Spatial layout data:

** START **

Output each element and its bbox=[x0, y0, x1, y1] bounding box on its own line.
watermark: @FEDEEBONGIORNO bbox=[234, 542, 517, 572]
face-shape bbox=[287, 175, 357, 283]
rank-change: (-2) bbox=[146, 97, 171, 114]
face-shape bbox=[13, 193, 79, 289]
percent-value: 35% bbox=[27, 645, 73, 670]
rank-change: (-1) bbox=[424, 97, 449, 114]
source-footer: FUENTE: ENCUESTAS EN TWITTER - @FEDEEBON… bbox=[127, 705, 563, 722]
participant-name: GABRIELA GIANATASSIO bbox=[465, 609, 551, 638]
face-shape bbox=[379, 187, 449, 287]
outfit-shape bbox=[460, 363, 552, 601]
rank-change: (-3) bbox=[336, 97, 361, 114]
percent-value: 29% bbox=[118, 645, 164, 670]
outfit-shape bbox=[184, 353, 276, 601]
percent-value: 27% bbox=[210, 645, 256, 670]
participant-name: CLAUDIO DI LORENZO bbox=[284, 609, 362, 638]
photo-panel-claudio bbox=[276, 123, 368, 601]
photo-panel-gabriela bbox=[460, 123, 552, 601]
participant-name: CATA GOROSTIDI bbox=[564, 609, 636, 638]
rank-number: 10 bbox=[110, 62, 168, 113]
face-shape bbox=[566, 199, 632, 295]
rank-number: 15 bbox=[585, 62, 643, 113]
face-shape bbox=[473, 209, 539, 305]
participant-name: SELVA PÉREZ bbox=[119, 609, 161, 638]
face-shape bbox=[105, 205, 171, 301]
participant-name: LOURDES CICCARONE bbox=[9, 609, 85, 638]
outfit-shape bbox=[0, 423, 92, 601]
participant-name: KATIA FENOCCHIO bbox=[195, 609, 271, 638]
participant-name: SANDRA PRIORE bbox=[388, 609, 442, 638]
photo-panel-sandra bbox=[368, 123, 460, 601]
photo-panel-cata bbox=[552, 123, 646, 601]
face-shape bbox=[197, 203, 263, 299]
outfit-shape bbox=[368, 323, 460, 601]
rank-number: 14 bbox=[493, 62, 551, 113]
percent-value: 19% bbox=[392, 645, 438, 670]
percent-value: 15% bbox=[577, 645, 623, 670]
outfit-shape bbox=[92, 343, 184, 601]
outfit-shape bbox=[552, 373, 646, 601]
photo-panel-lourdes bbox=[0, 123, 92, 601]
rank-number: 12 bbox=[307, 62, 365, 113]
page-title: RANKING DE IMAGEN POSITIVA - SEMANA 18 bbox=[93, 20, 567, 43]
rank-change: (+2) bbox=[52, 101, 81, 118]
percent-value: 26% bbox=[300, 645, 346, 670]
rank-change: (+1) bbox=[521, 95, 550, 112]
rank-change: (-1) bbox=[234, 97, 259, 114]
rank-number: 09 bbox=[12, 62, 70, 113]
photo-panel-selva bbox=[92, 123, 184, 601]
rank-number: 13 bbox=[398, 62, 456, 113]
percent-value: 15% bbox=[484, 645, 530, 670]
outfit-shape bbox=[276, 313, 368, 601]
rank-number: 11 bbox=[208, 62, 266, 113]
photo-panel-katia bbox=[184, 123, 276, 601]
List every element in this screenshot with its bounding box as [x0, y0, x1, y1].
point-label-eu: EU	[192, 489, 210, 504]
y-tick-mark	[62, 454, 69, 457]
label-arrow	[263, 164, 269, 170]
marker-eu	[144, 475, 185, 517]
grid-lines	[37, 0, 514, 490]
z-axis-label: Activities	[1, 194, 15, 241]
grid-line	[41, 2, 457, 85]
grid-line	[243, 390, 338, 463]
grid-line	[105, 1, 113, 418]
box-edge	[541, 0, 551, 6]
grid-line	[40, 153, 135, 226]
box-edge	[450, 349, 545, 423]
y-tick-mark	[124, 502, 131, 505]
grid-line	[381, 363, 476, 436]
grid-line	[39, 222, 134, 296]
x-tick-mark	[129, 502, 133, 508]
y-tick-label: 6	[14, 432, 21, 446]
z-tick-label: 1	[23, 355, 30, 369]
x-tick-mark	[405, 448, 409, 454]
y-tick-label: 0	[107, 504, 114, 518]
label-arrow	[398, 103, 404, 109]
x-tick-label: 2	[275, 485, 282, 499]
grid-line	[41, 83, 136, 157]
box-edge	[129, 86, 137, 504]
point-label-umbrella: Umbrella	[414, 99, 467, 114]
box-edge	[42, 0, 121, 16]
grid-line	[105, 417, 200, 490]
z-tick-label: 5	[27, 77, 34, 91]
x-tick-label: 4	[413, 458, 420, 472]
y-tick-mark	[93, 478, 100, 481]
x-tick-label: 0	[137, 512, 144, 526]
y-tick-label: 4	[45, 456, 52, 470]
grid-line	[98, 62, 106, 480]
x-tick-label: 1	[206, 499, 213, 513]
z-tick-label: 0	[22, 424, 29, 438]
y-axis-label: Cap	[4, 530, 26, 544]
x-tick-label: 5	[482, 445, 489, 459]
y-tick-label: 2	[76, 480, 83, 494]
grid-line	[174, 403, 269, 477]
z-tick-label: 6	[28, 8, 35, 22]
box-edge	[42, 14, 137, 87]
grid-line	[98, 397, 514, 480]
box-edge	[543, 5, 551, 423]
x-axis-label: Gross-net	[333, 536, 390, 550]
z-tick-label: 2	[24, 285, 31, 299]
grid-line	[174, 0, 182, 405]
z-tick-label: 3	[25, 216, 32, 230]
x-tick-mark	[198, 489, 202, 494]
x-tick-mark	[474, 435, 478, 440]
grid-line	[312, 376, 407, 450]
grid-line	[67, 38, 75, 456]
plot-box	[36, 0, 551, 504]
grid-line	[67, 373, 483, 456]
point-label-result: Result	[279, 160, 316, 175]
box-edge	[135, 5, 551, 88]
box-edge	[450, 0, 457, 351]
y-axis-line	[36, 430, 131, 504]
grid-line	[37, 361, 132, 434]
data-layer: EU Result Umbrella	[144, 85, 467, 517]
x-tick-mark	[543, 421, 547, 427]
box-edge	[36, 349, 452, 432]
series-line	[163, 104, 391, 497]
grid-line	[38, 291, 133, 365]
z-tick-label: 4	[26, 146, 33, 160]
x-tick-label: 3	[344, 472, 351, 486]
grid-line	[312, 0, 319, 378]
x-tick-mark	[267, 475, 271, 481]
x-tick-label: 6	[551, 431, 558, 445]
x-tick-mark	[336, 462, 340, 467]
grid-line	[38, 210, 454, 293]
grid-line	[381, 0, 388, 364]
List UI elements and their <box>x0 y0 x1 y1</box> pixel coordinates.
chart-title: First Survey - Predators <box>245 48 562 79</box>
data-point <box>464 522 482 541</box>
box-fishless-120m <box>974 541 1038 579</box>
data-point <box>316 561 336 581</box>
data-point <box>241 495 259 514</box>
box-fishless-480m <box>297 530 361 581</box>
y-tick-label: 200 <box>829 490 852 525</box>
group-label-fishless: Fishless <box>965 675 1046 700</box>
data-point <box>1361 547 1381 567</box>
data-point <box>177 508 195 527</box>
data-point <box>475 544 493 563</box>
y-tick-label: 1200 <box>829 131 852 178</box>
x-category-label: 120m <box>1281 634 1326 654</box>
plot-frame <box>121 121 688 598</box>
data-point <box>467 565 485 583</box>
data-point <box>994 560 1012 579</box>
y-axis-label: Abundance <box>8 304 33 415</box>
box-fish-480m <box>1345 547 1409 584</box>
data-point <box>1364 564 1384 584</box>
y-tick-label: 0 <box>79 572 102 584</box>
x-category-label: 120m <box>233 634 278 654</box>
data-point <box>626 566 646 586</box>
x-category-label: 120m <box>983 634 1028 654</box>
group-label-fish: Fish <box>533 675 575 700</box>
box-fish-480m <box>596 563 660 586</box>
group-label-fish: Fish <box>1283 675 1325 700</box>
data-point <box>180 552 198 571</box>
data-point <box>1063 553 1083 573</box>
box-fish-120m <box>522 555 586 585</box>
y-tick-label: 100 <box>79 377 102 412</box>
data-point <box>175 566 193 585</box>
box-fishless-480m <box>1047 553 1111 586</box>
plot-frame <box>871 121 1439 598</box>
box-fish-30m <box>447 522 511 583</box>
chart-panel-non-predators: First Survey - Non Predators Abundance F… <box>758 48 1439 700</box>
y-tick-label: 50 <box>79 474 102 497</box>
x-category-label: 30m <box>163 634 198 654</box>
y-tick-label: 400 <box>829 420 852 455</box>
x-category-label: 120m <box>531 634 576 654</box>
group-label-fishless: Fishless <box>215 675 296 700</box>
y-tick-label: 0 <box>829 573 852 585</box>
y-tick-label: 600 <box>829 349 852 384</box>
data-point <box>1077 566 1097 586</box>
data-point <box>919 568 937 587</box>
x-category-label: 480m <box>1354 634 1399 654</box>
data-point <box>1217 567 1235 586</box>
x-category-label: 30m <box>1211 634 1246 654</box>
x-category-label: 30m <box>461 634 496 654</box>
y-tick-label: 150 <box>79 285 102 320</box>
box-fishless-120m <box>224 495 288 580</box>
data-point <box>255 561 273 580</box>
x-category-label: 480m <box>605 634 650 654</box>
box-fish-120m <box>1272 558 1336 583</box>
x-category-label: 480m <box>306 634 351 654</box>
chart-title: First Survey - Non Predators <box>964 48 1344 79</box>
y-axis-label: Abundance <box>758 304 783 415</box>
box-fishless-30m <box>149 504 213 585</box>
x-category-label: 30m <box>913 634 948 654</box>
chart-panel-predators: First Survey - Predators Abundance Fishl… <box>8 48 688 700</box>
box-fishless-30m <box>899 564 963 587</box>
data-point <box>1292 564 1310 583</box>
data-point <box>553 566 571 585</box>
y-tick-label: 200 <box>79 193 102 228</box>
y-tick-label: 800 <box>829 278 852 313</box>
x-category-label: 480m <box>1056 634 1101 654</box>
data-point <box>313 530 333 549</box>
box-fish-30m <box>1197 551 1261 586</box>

** END **

WHAT TO WORK ON: Write out the rows from the first one through the line containing "rank-number: 14 bbox=[493, 62, 551, 113]", with both ends included, and reproduce each line without any change.

SOLUTION:
Output each element and its bbox=[x0, y0, x1, y1] bounding box on its own line.
watermark: @FEDEEBONGIORNO bbox=[234, 542, 517, 572]
face-shape bbox=[287, 175, 357, 283]
rank-change: (-2) bbox=[146, 97, 171, 114]
face-shape bbox=[13, 193, 79, 289]
percent-value: 35% bbox=[27, 645, 73, 670]
rank-change: (-1) bbox=[424, 97, 449, 114]
source-footer: FUENTE: ENCUESTAS EN TWITTER - @FEDEEBON… bbox=[127, 705, 563, 722]
participant-name: GABRIELA GIANATASSIO bbox=[465, 609, 551, 638]
face-shape bbox=[379, 187, 449, 287]
outfit-shape bbox=[460, 363, 552, 601]
rank-change: (-3) bbox=[336, 97, 361, 114]
percent-value: 29% bbox=[118, 645, 164, 670]
outfit-shape bbox=[184, 353, 276, 601]
percent-value: 27% bbox=[210, 645, 256, 670]
participant-name: CLAUDIO DI LORENZO bbox=[284, 609, 362, 638]
photo-panel-claudio bbox=[276, 123, 368, 601]
photo-panel-gabriela bbox=[460, 123, 552, 601]
participant-name: CATA GOROSTIDI bbox=[564, 609, 636, 638]
rank-number: 10 bbox=[110, 62, 168, 113]
face-shape bbox=[566, 199, 632, 295]
rank-number: 15 bbox=[585, 62, 643, 113]
face-shape bbox=[473, 209, 539, 305]
participant-name: SELVA PÉREZ bbox=[119, 609, 161, 638]
face-shape bbox=[105, 205, 171, 301]
participant-name: LOURDES CICCARONE bbox=[9, 609, 85, 638]
outfit-shape bbox=[0, 423, 92, 601]
participant-name: KATIA FENOCCHIO bbox=[195, 609, 271, 638]
participant-name: SANDRA PRIORE bbox=[388, 609, 442, 638]
photo-panel-sandra bbox=[368, 123, 460, 601]
photo-panel-cata bbox=[552, 123, 646, 601]
face-shape bbox=[197, 203, 263, 299]
outfit-shape bbox=[368, 323, 460, 601]
rank-number: 14 bbox=[493, 62, 551, 113]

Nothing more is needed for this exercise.